Below are some entries. Output each one exactly as it appears.

=== Record excerpts ===

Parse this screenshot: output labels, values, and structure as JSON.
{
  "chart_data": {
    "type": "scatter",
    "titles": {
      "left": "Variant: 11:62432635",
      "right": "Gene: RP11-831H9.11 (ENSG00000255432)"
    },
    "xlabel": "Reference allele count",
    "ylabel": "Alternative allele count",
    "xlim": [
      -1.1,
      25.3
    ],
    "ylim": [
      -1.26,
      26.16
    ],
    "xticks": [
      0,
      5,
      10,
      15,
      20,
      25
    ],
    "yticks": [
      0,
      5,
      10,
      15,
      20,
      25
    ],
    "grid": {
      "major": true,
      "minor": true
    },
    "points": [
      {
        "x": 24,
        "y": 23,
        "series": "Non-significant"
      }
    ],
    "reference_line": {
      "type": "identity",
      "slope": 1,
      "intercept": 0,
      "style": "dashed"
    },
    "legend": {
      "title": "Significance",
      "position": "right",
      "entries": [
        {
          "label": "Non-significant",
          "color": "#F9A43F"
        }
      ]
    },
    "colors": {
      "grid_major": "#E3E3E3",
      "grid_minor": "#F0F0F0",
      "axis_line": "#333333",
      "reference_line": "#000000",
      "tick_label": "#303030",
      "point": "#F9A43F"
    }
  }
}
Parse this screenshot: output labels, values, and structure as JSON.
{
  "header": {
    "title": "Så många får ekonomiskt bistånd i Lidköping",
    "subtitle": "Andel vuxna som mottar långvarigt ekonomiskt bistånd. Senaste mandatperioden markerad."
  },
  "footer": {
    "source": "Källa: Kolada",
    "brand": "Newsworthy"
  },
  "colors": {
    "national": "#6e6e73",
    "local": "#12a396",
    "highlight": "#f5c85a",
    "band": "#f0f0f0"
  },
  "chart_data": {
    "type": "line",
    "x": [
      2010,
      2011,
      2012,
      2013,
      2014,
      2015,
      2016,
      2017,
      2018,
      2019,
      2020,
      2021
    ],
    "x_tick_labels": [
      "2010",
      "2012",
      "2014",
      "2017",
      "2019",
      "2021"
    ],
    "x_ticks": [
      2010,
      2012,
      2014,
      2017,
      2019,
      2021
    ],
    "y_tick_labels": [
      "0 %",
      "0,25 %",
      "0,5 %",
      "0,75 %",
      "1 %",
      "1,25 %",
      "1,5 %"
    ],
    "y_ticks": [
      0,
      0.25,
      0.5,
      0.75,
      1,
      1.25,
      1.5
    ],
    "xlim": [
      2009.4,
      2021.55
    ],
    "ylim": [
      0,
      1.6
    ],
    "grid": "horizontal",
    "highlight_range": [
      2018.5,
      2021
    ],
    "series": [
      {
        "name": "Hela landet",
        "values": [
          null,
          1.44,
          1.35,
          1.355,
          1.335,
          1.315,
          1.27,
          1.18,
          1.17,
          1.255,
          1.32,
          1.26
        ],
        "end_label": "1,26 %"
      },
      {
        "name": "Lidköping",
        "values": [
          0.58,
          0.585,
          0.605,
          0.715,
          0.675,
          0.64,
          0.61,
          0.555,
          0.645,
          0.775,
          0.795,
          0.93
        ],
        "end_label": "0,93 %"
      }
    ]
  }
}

===

## [The completed task]
Parse this screenshot: output labels, values, and structure as JSON.
{
  "chart_data": {
    "type": "scatter",
    "titles": {
      "left": "Variant: 11:62432635",
      "right": "Gene: RP11-831H9.11 (ENSG00000255432)"
    },
    "xlabel": "Reference allele count",
    "ylabel": "Alternative allele count",
    "xlim": [
      -1.1,
      25.3
    ],
    "ylim": [
      -1.26,
      26.16
    ],
    "xticks": [
      0,
      5,
      10,
      15,
      20,
      25
    ],
    "yticks": [
      0,
      5,
      10,
      15,
      20,
      25
    ],
    "grid": {
      "major": true,
      "minor": true
    },
    "points": [
      {
        "x": 24,
        "y": 23,
        "series": "Non-significant"
      }
    ],
    "reference_line": {
      "type": "identity",
      "slope": 1,
      "intercept": 0,
      "style": "dashed"
    },
    "legend": {
      "title": "Significance",
      "position": "right",
      "entries": [
        {
          "label": "Non-significant",
          "color": "#F9A43F"
        }
      ]
    },
    "colors": {
      "grid_major": "#E3E3E3",
      "grid_minor": "#F0F0F0",
      "axis_line": "#333333",
      "reference_line": "#000000",
      "tick_label": "#303030",
      "point": "#F9A43F"
    }
  }
}
Parse this screenshot: output labels, values, and structure as JSON.
{
  "header": {
    "title": "Så många får ekonomiskt bistånd i Lidköping",
    "subtitle": "Andel vuxna som mottar långvarigt ekonomiskt bistånd. Senaste mandatperioden markerad."
  },
  "footer": {
    "source": "Källa: Kolada",
    "brand": "Newsworthy"
  },
  "colors": {
    "national": "#6e6e73",
    "local": "#12a396",
    "highlight": "#f5c85a",
    "band": "#f0f0f0"
  },
  "chart_data": {
    "type": "line",
    "x": [
      2010,
      2011,
      2012,
      2013,
      2014,
      2015,
      2016,
      2017,
      2018,
      2019,
      2020,
      2021
    ],
    "x_tick_labels": [
      "2010",
      "2012",
      "2014",
      "2017",
      "2019",
      "2021"
    ],
    "x_ticks": [
      2010,
      2012,
      2014,
      2017,
      2019,
      2021
    ],
    "y_tick_labels": [
      "0 %",
      "0,25 %",
      "0,5 %",
      "0,75 %",
      "1 %",
      "1,25 %",
      "1,5 %"
    ],
    "y_ticks": [
      0,
      0.25,
      0.5,
      0.75,
      1,
      1.25,
      1.5
    ],
    "xlim": [
      2009.4,
      2021.55
    ],
    "ylim": [
      0,
      1.6
    ],
    "grid": "horizontal",
    "highlight_range": [
      2018.5,
      2021
    ],
    "series": [
      {
        "name": "Hela landet",
        "values": [
          null,
          1.44,
          1.35,
          1.355,
          1.335,
          1.315,
          1.27,
          1.18,
          1.17,
          1.255,
          1.32,
          1.26
        ],
        "end_label": "1,26 %"
      },
      {
        "name": "Lidköping",
        "values": [
          0.58,
          0.585,
          0.605,
          0.715,
          0.675,
          0.64,
          0.61,
          0.555,
          0.645,
          0.775,
          0.795,
          0.93
        ],
        "end_label": "0,93 %"
      }
    ]
  }
}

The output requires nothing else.